What to do: Restate the records in their entirety, word for word.

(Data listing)
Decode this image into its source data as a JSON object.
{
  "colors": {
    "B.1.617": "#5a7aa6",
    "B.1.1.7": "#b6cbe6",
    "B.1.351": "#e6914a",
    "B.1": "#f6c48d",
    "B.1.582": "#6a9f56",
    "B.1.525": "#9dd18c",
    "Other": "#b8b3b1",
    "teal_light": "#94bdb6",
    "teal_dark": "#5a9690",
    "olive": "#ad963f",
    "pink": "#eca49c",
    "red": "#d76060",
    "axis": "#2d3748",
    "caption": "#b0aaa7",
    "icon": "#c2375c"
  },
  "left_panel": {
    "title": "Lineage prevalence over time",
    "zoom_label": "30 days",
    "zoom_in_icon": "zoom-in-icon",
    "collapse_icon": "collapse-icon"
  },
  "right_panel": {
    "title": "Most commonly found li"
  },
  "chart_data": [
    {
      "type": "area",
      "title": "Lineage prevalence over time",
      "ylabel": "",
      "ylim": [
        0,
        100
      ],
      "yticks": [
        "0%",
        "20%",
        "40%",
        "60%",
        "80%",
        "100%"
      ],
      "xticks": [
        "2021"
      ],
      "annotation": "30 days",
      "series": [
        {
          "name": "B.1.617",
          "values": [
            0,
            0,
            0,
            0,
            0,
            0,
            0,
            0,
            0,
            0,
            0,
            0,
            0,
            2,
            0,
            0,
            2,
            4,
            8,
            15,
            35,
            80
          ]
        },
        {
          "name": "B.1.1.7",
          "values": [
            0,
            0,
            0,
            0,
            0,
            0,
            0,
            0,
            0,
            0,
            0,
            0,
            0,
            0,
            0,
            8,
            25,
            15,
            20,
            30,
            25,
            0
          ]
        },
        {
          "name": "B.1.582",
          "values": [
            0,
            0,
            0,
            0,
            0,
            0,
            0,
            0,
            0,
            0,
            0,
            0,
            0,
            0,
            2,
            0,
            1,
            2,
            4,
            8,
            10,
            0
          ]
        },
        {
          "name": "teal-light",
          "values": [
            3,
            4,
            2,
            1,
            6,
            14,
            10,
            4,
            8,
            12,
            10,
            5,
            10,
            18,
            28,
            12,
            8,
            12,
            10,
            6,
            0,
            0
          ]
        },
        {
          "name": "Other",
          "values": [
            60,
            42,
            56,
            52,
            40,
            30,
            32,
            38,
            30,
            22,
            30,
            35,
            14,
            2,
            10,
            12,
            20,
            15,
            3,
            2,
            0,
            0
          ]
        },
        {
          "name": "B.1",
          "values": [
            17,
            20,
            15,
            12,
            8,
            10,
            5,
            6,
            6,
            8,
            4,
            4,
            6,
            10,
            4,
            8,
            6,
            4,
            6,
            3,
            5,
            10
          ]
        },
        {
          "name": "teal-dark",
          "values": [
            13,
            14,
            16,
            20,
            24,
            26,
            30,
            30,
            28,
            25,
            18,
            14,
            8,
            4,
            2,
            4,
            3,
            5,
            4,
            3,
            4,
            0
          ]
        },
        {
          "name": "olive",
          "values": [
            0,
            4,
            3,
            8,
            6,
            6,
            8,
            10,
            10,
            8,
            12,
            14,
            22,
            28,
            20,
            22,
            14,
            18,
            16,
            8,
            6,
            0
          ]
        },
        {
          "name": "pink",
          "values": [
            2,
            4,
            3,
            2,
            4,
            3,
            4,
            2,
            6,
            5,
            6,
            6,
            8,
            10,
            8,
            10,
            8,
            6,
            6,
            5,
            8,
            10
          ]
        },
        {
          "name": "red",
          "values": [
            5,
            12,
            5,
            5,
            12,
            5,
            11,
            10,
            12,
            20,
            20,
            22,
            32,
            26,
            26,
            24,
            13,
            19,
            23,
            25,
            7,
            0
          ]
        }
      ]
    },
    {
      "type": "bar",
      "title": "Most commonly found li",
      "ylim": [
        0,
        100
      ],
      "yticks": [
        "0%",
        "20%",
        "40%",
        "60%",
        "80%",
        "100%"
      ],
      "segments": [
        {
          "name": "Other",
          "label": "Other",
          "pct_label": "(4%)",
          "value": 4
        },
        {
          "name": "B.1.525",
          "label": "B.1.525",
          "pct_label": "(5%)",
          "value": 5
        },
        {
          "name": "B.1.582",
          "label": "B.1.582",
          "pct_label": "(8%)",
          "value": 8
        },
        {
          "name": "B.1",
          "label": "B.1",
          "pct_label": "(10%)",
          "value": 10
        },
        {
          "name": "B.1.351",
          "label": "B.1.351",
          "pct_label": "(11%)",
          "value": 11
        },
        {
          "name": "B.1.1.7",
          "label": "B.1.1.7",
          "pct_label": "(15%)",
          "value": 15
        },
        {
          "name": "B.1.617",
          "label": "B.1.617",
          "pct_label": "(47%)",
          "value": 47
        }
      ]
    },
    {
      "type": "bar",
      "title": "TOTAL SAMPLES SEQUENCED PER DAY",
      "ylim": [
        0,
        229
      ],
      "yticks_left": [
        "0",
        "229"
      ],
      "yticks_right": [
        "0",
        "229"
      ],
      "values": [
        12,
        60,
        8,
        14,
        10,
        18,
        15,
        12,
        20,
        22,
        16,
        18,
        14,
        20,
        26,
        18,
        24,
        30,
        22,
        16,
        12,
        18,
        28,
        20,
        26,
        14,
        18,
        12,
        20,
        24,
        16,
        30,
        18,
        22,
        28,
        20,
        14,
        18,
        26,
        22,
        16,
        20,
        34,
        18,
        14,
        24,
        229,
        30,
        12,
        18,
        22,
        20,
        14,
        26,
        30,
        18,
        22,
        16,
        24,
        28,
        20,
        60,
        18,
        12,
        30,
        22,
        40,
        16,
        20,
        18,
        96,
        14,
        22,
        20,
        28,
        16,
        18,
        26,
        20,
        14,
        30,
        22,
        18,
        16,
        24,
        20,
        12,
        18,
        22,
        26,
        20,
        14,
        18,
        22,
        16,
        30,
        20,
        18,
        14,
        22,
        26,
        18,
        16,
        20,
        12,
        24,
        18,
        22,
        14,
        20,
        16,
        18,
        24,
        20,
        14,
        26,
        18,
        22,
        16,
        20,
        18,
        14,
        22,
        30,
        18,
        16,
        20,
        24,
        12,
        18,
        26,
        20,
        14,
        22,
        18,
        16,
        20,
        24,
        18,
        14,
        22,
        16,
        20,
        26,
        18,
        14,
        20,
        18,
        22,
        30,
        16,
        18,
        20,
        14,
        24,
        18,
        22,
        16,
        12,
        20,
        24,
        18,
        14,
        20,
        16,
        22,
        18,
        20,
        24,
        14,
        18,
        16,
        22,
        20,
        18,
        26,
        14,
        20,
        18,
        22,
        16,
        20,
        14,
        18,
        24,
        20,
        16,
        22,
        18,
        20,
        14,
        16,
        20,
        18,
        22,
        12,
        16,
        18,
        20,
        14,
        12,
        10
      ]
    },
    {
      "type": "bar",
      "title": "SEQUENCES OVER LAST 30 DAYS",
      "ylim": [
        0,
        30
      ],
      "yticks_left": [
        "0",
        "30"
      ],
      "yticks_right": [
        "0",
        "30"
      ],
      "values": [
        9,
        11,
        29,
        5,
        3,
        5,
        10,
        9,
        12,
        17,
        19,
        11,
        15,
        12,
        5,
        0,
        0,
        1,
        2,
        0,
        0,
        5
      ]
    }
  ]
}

Result:
Decode this image into its source data as a JSON object.
{
  "colors": {
    "B.1.617": "#5a7aa6",
    "B.1.1.7": "#b6cbe6",
    "B.1.351": "#e6914a",
    "B.1": "#f6c48d",
    "B.1.582": "#6a9f56",
    "B.1.525": "#9dd18c",
    "Other": "#b8b3b1",
    "teal_light": "#94bdb6",
    "teal_dark": "#5a9690",
    "olive": "#ad963f",
    "pink": "#eca49c",
    "red": "#d76060",
    "axis": "#2d3748",
    "caption": "#b0aaa7",
    "icon": "#c2375c"
  },
  "left_panel": {
    "title": "Lineage prevalence over time",
    "zoom_label": "30 days",
    "zoom_in_icon": "zoom-in-icon",
    "collapse_icon": "collapse-icon"
  },
  "right_panel": {
    "title": "Most commonly found li"
  },
  "chart_data": [
    {
      "type": "area",
      "title": "Lineage prevalence over time",
      "ylabel": "",
      "ylim": [
        0,
        100
      ],
      "yticks": [
        "0%",
        "20%",
        "40%",
        "60%",
        "80%",
        "100%"
      ],
      "xticks": [
        "2021"
      ],
      "annotation": "30 days",
      "series": [
        {
          "name": "B.1.617",
          "values": [
            0,
            0,
            0,
            0,
            0,
            0,
            0,
            0,
            0,
            0,
            0,
            0,
            0,
            2,
            0,
            0,
            2,
            4,
            8,
            15,
            35,
            80
          ]
        },
        {
          "name": "B.1.1.7",
          "values": [
            0,
            0,
            0,
            0,
            0,
            0,
            0,
            0,
            0,
            0,
            0,
            0,
            0,
            0,
            0,
            8,
            25,
            15,
            20,
            30,
            25,
            0
          ]
        },
        {
          "name": "B.1.582",
          "values": [
            0,
            0,
            0,
            0,
            0,
            0,
            0,
            0,
            0,
            0,
            0,
            0,
            0,
            0,
            2,
            0,
            1,
            2,
            4,
            8,
            10,
            0
          ]
        },
        {
          "name": "teal-light",
          "values": [
            3,
            4,
            2,
            1,
            6,
            14,
            10,
            4,
            8,
            12,
            10,
            5,
            10,
            18,
            28,
            12,
            8,
            12,
            10,
            6,
            0,
            0
          ]
        },
        {
          "name": "Other",
          "values": [
            60,
            42,
            56,
            52,
            40,
            30,
            32,
            38,
            30,
            22,
            30,
            35,
            14,
            2,
            10,
            12,
            20,
            15,
            3,
            2,
            0,
            0
          ]
        },
        {
          "name": "B.1",
          "values": [
            17,
            20,
            15,
            12,
            8,
            10,
            5,
            6,
            6,
            8,
            4,
            4,
            6,
            10,
            4,
            8,
            6,
            4,
            6,
            3,
            5,
            10
          ]
        },
        {
          "name": "teal-dark",
          "values": [
            13,
            14,
            16,
            20,
            24,
            26,
            30,
            30,
            28,
            25,
            18,
            14,
            8,
            4,
            2,
            4,
            3,
            5,
            4,
            3,
            4,
            0
          ]
        },
        {
          "name": "olive",
          "values": [
            0,
            4,
            3,
            8,
            6,
            6,
            8,
            10,
            10,
            8,
            12,
            14,
            22,
            28,
            20,
            22,
            14,
            18,
            16,
            8,
            6,
            0
          ]
        },
        {
          "name": "pink",
          "values": [
            2,
            4,
            3,
            2,
            4,
            3,
            4,
            2,
            6,
            5,
            6,
            6,
            8,
            10,
            8,
            10,
            8,
            6,
            6,
            5,
            8,
            10
          ]
        },
        {
          "name": "red",
          "values": [
            5,
            12,
            5,
            5,
            12,
            5,
            11,
            10,
            12,
            20,
            20,
            22,
            32,
            26,
            26,
            24,
            13,
            19,
            23,
            25,
            7,
            0
          ]
        }
      ]
    },
    {
      "type": "bar",
      "title": "Most commonly found li",
      "ylim": [
        0,
        100
      ],
      "yticks": [
        "0%",
        "20%",
        "40%",
        "60%",
        "80%",
        "100%"
      ],
      "segments": [
        {
          "name": "Other",
          "label": "Other",
          "pct_label": "(4%)",
          "value": 4
        },
        {
          "name": "B.1.525",
          "label": "B.1.525",
          "pct_label": "(5%)",
          "value": 5
        },
        {
          "name": "B.1.582",
          "label": "B.1.582",
          "pct_label": "(8%)",
          "value": 8
        },
        {
          "name": "B.1",
          "label": "B.1",
          "pct_label": "(10%)",
          "value": 10
        },
        {
          "name": "B.1.351",
          "label": "B.1.351",
          "pct_label": "(11%)",
          "value": 11
        },
        {
          "name": "B.1.1.7",
          "label": "B.1.1.7",
          "pct_label": "(15%)",
          "value": 15
        },
        {
          "name": "B.1.617",
          "label": "B.1.617",
          "pct_label": "(47%)",
          "value": 47
        }
      ]
    },
    {
      "type": "bar",
      "title": "TOTAL SAMPLES SEQUENCED PER DAY",
      "ylim": [
        0,
        229
      ],
      "yticks_left": [
        "0",
        "229"
      ],
      "yticks_right": [
        "0",
        "229"
      ],
      "values": [
        12,
        60,
        8,
        14,
        10,
        18,
        15,
        12,
        20,
        22,
        16,
        18,
        14,
        20,
        26,
        18,
        24,
        30,
        22,
        16,
        12,
        18,
        28,
        20,
        26,
        14,
        18,
        12,
        20,
        24,
        16,
        30,
        18,
        22,
        28,
        20,
        14,
        18,
        26,
        22,
        16,
        20,
        34,
        18,
        14,
        24,
        229,
        30,
        12,
        18,
        22,
        20,
        14,
        26,
        30,
        18,
        22,
        16,
        24,
        28,
        20,
        60,
        18,
        12,
        30,
        22,
        40,
        16,
        20,
        18,
        96,
        14,
        22,
        20,
        28,
        16,
        18,
        26,
        20,
        14,
        30,
        22,
        18,
        16,
        24,
        20,
        12,
        18,
        22,
        26,
        20,
        14,
        18,
        22,
        16,
        30,
        20,
        18,
        14,
        22,
        26,
        18,
        16,
        20,
        12,
        24,
        18,
        22,
        14,
        20,
        16,
        18,
        24,
        20,
        14,
        26,
        18,
        22,
        16,
        20,
        18,
        14,
        22,
        30,
        18,
        16,
        20,
        24,
        12,
        18,
        26,
        20,
        14,
        22,
        18,
        16,
        20,
        24,
        18,
        14,
        22,
        16,
        20,
        26,
        18,
        14,
        20,
        18,
        22,
        30,
        16,
        18,
        20,
        14,
        24,
        18,
        22,
        16,
        12,
        20,
        24,
        18,
        14,
        20,
        16,
        22,
        18,
        20,
        24,
        14,
        18,
        16,
        22,
        20,
        18,
        26,
        14,
        20,
        18,
        22,
        16,
        20,
        14,
        18,
        24,
        20,
        16,
        22,
        18,
        20,
        14,
        16,
        20,
        18,
        22,
        12,
        16,
        18,
        20,
        14,
        12,
        10
      ]
    },
    {
      "type": "bar",
      "title": "SEQUENCES OVER LAST 30 DAYS",
      "ylim": [
        0,
        30
      ],
      "yticks_left": [
        "0",
        "30"
      ],
      "yticks_right": [
        "0",
        "30"
      ],
      "values": [
        9,
        11,
        29,
        5,
        3,
        5,
        10,
        9,
        12,
        17,
        19,
        11,
        15,
        12,
        5,
        0,
        0,
        1,
        2,
        0,
        0,
        5
      ]
    }
  ]
}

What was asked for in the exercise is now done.